Compito scritto 1 | Stampa fedelmente il tratto dell'intervista che comincia con "A quei tempi, in" e finisce con "è documentata sull’epoca?".

Brano fornito |
#####
Come abbiamo osservato, si tratta di una sorta di biografia della famiglia del regista. Una prova autorale intimista, analizzata con la lente d’ingrandimento del racconto. Le ha chiesto qualcosa in particolare, per immedesimarsi al meglio nella parte?

«Lui chiede molta generosità emotiva. Sa captare il pezzo di anima che stai mettendo in gioco nel momento in cui interpreti un ruolo, partire da quello e iniziare a costruire un personaggio. Con lui non c’è niente di predefinito, a parte le linee guida. Il fluire della recitazione è molto spontaneo».

Il suo aspetto incarna quella fisicità da pin-up, molto anni ’50. L’ha aiutata nel calarsi nel personaggio?

«Certe volte trovo molto divertente giocare con l’immagine della pin-up. Altre volte può essere penalizzante. L’essenziale è che non diventi un cliché».

Anche l’altro ruolo da lei ottenuto per una fiction, quello in Altri Tempi di Luca Turco, è legato agli anni ’50…

«Hai ragione. Ma sarà un ruolo molto diverso da quello della borghese benpensante di Un matrimonio, tutta casa, chiesa e cimitero. Sarò Betty, una ragazza che proviene dalle campagne marchigiane e che si ritroverà a lavorare in una casa di tolleranza di Torino. Il suo sogno è diventare una soubrette, lavorare nella recitazione. Lei considera temporanea la sua presenza nel bordello, spera di incontrare qualcuno capace di affrancarla dalla sua condizione e farle fare il salto di qualità nella vita.  Mi sono affezionata a quel personaggio, è solare, ruspante, nella sua veracità albergano i tratti distintivi della sua terra, le Marche, che poi è anche la mia. Dietro a un modo di affrontare le cose apparentemente ruvido e semplice, c’è un mondo di emozioni assai ricco, oggi raro da trovare».

A quei tempi, in fondo, lavorare in un bordello significava proprio “andare in scena”: ogni ragazza rappresentava una suggestione ben precisa, si calava in una parte, come una teatrante decisa a incontrare il gusto dei suoi, chiamiamoli così, ammiratori…

«Entrare in una casa di tolleranza era come entrare in un castello. C’erano moltissimi costumi di scena. Le ragazze, che provenivano sempre da realtà assai povere, psicologicamente indossavano delle maschere per compiacere la clientela. Si calavano in una parte. In una scena, vedremo Betty cantare e ballare. A quel tempo, era proibito cantare in una casa chiusa, ma la maitresse, complice la spontaneità di Betty, farà per lei un’eccezione. Attenzione, però: dietro a questo mondo apparente, spesso si celavano realtà personali drammatiche».

Come ha rappresentato il personaggio? Si è documentata sull’epoca?

«Ai provini ci hanno chiesto di organizzarci portando degli oggetti utili a caratterizzare l’epoca. Il mio personaggio è l’unico ad avere connotazione brillanti, mi sono divertita molto a interpretarlo. Certo, gli spunti di riflessione offerti dalla fiction sono profondi e toccanti».
#####
Elenchi di elementi e riquadri:
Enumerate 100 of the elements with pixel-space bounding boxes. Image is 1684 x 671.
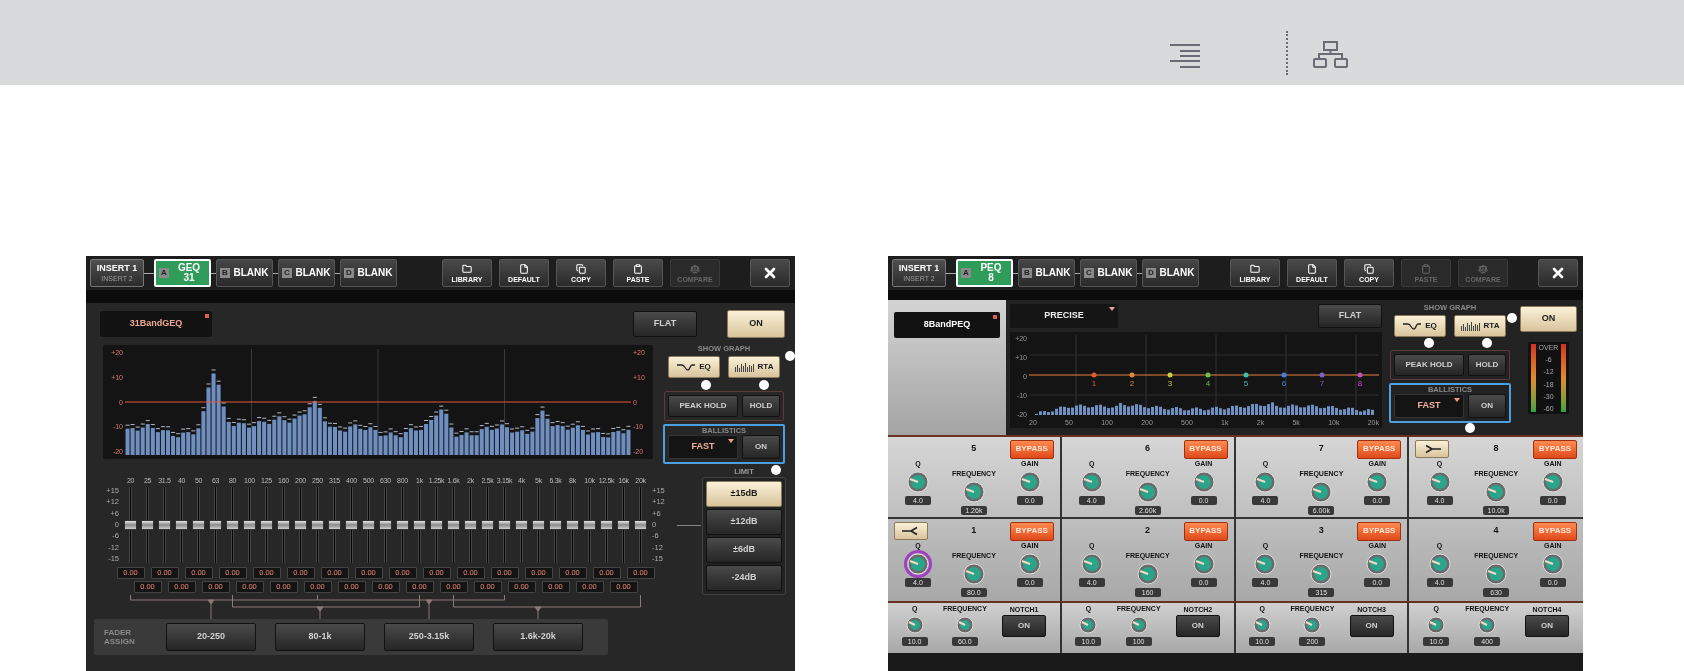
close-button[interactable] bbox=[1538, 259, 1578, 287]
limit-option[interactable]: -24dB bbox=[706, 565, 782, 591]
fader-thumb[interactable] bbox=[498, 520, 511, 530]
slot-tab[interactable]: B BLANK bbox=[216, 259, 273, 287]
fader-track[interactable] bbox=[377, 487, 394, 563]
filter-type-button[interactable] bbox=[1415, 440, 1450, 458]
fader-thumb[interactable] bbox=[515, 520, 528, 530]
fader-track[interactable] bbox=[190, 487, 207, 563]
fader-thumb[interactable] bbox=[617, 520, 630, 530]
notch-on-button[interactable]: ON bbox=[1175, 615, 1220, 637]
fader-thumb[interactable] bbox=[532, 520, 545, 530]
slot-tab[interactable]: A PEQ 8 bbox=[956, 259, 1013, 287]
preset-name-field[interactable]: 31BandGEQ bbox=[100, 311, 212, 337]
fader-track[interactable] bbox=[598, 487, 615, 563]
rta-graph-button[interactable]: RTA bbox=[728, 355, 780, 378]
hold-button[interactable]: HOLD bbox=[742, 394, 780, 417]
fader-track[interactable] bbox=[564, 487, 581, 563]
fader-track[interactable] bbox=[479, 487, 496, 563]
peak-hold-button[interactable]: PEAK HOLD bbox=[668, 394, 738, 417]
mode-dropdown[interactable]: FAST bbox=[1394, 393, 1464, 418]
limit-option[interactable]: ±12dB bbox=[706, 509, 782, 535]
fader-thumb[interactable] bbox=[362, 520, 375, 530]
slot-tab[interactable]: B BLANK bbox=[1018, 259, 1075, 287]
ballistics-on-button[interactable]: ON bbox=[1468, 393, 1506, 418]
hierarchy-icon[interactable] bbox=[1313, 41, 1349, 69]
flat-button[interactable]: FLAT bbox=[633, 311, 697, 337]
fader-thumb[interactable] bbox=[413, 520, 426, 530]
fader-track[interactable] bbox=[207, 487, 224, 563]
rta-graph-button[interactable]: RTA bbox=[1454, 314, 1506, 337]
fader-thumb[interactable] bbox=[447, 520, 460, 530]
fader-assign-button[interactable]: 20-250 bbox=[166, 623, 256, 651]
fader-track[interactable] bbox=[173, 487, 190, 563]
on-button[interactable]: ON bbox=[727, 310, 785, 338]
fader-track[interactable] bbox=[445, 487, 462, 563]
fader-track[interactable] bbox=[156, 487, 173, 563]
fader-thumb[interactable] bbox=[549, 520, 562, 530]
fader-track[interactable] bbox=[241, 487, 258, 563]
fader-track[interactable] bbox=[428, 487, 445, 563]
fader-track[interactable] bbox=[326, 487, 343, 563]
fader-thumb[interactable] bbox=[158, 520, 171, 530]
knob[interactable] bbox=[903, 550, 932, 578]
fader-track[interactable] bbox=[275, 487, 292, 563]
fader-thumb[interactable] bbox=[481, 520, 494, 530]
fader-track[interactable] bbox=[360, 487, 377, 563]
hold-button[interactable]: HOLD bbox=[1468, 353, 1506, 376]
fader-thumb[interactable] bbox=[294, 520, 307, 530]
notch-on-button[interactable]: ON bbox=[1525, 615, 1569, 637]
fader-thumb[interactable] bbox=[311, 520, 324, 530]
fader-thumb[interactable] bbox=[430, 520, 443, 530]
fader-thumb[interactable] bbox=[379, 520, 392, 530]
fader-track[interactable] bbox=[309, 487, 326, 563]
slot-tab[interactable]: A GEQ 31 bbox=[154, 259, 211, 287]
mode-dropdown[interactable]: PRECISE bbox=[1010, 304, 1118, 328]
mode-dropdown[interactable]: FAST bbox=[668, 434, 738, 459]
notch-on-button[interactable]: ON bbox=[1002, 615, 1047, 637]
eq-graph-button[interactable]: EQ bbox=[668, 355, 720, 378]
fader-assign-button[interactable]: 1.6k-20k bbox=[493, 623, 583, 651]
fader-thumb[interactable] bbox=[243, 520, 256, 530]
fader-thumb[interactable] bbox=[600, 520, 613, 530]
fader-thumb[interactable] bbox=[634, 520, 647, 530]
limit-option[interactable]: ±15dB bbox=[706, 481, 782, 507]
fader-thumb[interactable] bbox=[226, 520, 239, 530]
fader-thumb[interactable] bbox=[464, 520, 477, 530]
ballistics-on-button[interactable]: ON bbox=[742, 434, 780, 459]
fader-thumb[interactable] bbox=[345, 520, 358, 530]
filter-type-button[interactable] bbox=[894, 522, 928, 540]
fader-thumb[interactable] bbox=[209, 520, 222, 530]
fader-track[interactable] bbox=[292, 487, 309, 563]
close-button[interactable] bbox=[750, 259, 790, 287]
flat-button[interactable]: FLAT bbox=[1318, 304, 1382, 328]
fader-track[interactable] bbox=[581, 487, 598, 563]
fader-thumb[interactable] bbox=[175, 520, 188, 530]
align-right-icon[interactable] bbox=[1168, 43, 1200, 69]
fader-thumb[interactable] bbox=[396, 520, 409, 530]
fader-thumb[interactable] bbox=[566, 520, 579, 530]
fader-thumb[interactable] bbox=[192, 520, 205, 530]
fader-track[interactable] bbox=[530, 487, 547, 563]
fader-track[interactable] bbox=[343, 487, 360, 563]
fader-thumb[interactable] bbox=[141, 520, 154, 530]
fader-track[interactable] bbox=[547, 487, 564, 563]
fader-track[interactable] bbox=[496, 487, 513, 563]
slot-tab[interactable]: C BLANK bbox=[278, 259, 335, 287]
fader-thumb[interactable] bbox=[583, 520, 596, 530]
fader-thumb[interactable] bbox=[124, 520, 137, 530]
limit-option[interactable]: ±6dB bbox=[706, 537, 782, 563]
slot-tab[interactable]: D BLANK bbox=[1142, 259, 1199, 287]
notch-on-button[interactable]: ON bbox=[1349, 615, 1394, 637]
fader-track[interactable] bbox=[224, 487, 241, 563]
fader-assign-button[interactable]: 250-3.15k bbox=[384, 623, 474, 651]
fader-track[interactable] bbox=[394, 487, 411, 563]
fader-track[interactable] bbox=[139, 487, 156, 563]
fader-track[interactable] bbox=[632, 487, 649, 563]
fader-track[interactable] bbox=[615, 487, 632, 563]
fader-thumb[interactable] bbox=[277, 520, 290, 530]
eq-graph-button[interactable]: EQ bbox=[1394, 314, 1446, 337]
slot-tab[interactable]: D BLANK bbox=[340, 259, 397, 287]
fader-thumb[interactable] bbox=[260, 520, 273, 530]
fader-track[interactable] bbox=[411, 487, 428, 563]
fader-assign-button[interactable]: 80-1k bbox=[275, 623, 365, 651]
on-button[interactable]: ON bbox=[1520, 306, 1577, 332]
#####
Compito scritto 2 | Riporta tali e quali, e nient'altro, le righe dell'elenco a partire da quella che contiene "close-button[interactable] bbox=[1538, 259, 1578, 287]" fino a quella che contiene "slot-tab[interactable]: B BLANK bbox=[1018, 259, 1075, 287]", entrambe comprese.

Soluzione esercizio 1 |
A quei tempi, in fondo, lavorare in un bordello significava proprio “andare in scena”: ogni ragazza rappresentava una suggestione ben precisa, si calava in una parte, come una teatrante decisa a incontrare il gusto dei suoi, chiamiamoli così, ammiratori…

«Entrare in una casa di tolleranza era come entrare in un castello. C’erano moltissimi costumi di scena. Le ragazze, che provenivano sempre da realtà assai povere, psicologicamente indossavano delle maschere per compiacere la clientela. Si calavano in una parte. In una scena, vedremo Betty cantare e ballare. A quel tempo, era proibito cantare in una casa chiusa, ma la maitresse, complice la spontaneità di Betty, farà per lei un’eccezione. Attenzione, però: dietro a questo mondo apparente, spesso si celavano realtà personali drammatiche».

Come ha rappresentato il personaggio? Si è documentata sull’epoca?

Soluzione esercizio 2 |
close-button[interactable] bbox=[1538, 259, 1578, 287]
limit-option[interactable]: -24dB bbox=[706, 565, 782, 591]
fader-thumb[interactable] bbox=[498, 520, 511, 530]
slot-tab[interactable]: B BLANK bbox=[216, 259, 273, 287]
fader-track[interactable] bbox=[377, 487, 394, 563]
filter-type-button[interactable] bbox=[1415, 440, 1450, 458]
fader-thumb[interactable] bbox=[515, 520, 528, 530]
fader-track[interactable] bbox=[190, 487, 207, 563]
fader-thumb[interactable] bbox=[617, 520, 630, 530]
notch-on-button[interactable]: ON bbox=[1175, 615, 1220, 637]
fader-thumb[interactable] bbox=[532, 520, 545, 530]
slot-tab[interactable]: A PEQ 8 bbox=[956, 259, 1013, 287]
preset-name-field[interactable]: 31BandGEQ bbox=[100, 311, 212, 337]
fader-track[interactable] bbox=[598, 487, 615, 563]
rta-graph-button[interactable]: RTA bbox=[728, 355, 780, 378]
hold-button[interactable]: HOLD bbox=[742, 394, 780, 417]
fader-track[interactable] bbox=[564, 487, 581, 563]
fader-track[interactable] bbox=[479, 487, 496, 563]
peak-hold-button[interactable]: PEAK HOLD bbox=[668, 394, 738, 417]
mode-dropdown[interactable]: FAST bbox=[1394, 393, 1464, 418]
limit-option[interactable]: ±12dB bbox=[706, 509, 782, 535]
fader-thumb[interactable] bbox=[362, 520, 375, 530]
slot-tab[interactable]: B BLANK bbox=[1018, 259, 1075, 287]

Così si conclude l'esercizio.